═══ RECORD EXCERPTS

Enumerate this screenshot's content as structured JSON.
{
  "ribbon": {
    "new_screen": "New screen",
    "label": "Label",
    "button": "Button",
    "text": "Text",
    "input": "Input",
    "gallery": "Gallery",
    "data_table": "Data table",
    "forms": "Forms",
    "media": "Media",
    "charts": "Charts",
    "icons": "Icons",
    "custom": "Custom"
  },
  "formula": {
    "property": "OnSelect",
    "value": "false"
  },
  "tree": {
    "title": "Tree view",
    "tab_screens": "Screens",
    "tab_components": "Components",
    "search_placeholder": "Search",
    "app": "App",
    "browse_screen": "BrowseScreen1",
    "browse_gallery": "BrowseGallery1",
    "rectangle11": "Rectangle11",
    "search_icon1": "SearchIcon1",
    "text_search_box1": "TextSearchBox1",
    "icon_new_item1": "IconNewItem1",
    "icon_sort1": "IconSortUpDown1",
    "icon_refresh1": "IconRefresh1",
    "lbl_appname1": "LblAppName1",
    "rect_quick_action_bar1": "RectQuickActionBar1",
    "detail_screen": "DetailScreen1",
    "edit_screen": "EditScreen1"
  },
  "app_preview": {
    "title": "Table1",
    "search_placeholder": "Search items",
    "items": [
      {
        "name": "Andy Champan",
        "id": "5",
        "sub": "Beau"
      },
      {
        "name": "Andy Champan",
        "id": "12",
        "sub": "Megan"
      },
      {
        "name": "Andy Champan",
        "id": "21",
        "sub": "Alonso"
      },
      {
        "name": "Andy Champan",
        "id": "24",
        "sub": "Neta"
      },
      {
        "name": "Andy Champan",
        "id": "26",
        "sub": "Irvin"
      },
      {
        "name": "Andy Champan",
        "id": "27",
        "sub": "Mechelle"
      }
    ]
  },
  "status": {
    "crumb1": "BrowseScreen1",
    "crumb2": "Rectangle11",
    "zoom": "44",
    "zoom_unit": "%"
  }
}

══════

▶ GIVEN INSTRUCTION: Produce an exact copy of all the records.

▶ RESULT BELOW:
Enumerate this screenshot's content as structured JSON.
{
  "ribbon": {
    "new_screen": "New screen",
    "label": "Label",
    "button": "Button",
    "text": "Text",
    "input": "Input",
    "gallery": "Gallery",
    "data_table": "Data table",
    "forms": "Forms",
    "media": "Media",
    "charts": "Charts",
    "icons": "Icons",
    "custom": "Custom"
  },
  "formula": {
    "property": "OnSelect",
    "value": "false"
  },
  "tree": {
    "title": "Tree view",
    "tab_screens": "Screens",
    "tab_components": "Components",
    "search_placeholder": "Search",
    "app": "App",
    "browse_screen": "BrowseScreen1",
    "browse_gallery": "BrowseGallery1",
    "rectangle11": "Rectangle11",
    "search_icon1": "SearchIcon1",
    "text_search_box1": "TextSearchBox1",
    "icon_new_item1": "IconNewItem1",
    "icon_sort1": "IconSortUpDown1",
    "icon_refresh1": "IconRefresh1",
    "lbl_appname1": "LblAppName1",
    "rect_quick_action_bar1": "RectQuickActionBar1",
    "detail_screen": "DetailScreen1",
    "edit_screen": "EditScreen1"
  },
  "app_preview": {
    "title": "Table1",
    "search_placeholder": "Search items",
    "items": [
      {
        "name": "Andy Champan",
        "id": "5",
        "sub": "Beau"
      },
      {
        "name": "Andy Champan",
        "id": "12",
        "sub": "Megan"
      },
      {
        "name": "Andy Champan",
        "id": "21",
        "sub": "Alonso"
      },
      {
        "name": "Andy Champan",
        "id": "24",
        "sub": "Neta"
      },
      {
        "name": "Andy Champan",
        "id": "26",
        "sub": "Irvin"
      },
      {
        "name": "Andy Champan",
        "id": "27",
        "sub": "Mechelle"
      }
    ]
  },
  "status": {
    "crumb1": "BrowseScreen1",
    "crumb2": "Rectangle11",
    "zoom": "44",
    "zoom_unit": "%"
  }
}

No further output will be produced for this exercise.